━━━━━ Exercise input ━━━━━

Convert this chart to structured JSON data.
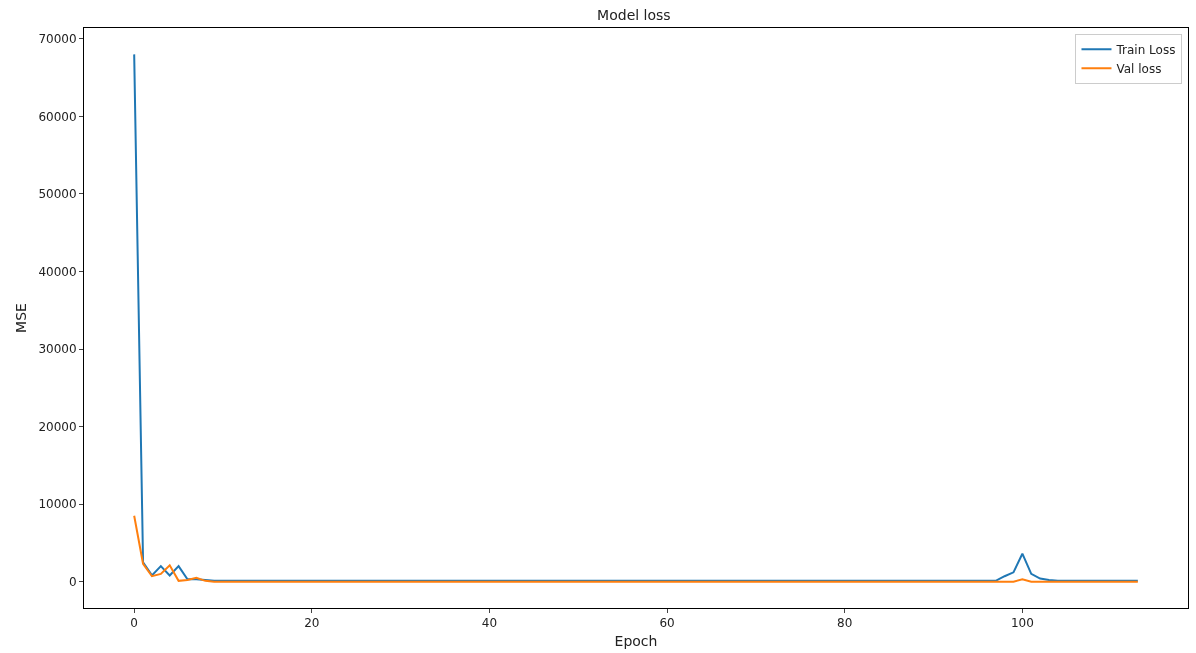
{
  "chart_data": {
    "type": "line",
    "title": "Model loss",
    "xlabel": "Epoch",
    "ylabel": "MSE",
    "xlim": [
      -5.65,
      118.65
    ],
    "xticks": [
      0,
      20,
      40,
      60,
      80,
      100
    ],
    "ylim": [
      -3400,
      71400
    ],
    "yticks": [
      0,
      10000,
      20000,
      30000,
      40000,
      50000,
      60000,
      70000
    ],
    "grid": false,
    "legend": "top right",
    "marker": "none",
    "line_style": "solid",
    "series": [
      {
        "name": "Train Loss",
        "color": "#1f77b4",
        "x": [
          0,
          1,
          2,
          3,
          4,
          5,
          6,
          7,
          8,
          9,
          10,
          11,
          12,
          20,
          40,
          60,
          80,
          96,
          97,
          98,
          99,
          100,
          101,
          102,
          103,
          104,
          105,
          113
        ],
        "values": [
          68000,
          2500,
          800,
          2000,
          800,
          2000,
          300,
          300,
          200,
          100,
          100,
          100,
          100,
          100,
          100,
          100,
          100,
          100,
          100,
          700,
          1200,
          3600,
          1000,
          400,
          200,
          100,
          100,
          100
        ]
      },
      {
        "name": "Val loss",
        "color": "#ff7f0e",
        "x": [
          0,
          1,
          2,
          3,
          4,
          5,
          6,
          7,
          8,
          9,
          10,
          20,
          40,
          60,
          80,
          99,
          100,
          101,
          102,
          113
        ],
        "values": [
          8500,
          2300,
          700,
          1000,
          2100,
          100,
          200,
          500,
          100,
          0,
          0,
          0,
          0,
          0,
          0,
          0,
          300,
          0,
          0,
          0
        ]
      }
    ]
  }
}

━━━━━

=== Requirement ===
Keep the pictures out of your copy, and repeat every entry above exactly.

=== Completed task ===
Convert this chart to structured JSON data.
{
  "chart_data": {
    "type": "line",
    "title": "Model loss",
    "xlabel": "Epoch",
    "ylabel": "MSE",
    "xlim": [
      -5.65,
      118.65
    ],
    "xticks": [
      0,
      20,
      40,
      60,
      80,
      100
    ],
    "ylim": [
      -3400,
      71400
    ],
    "yticks": [
      0,
      10000,
      20000,
      30000,
      40000,
      50000,
      60000,
      70000
    ],
    "grid": false,
    "legend": "top right",
    "marker": "none",
    "line_style": "solid",
    "series": [
      {
        "name": "Train Loss",
        "color": "#1f77b4",
        "x": [
          0,
          1,
          2,
          3,
          4,
          5,
          6,
          7,
          8,
          9,
          10,
          11,
          12,
          20,
          40,
          60,
          80,
          96,
          97,
          98,
          99,
          100,
          101,
          102,
          103,
          104,
          105,
          113
        ],
        "values": [
          68000,
          2500,
          800,
          2000,
          800,
          2000,
          300,
          300,
          200,
          100,
          100,
          100,
          100,
          100,
          100,
          100,
          100,
          100,
          100,
          700,
          1200,
          3600,
          1000,
          400,
          200,
          100,
          100,
          100
        ]
      },
      {
        "name": "Val loss",
        "color": "#ff7f0e",
        "x": [
          0,
          1,
          2,
          3,
          4,
          5,
          6,
          7,
          8,
          9,
          10,
          20,
          40,
          60,
          80,
          99,
          100,
          101,
          102,
          113
        ],
        "values": [
          8500,
          2300,
          700,
          1000,
          2100,
          100,
          200,
          500,
          100,
          0,
          0,
          0,
          0,
          0,
          0,
          0,
          300,
          0,
          0,
          0
        ]
      }
    ]
  }
}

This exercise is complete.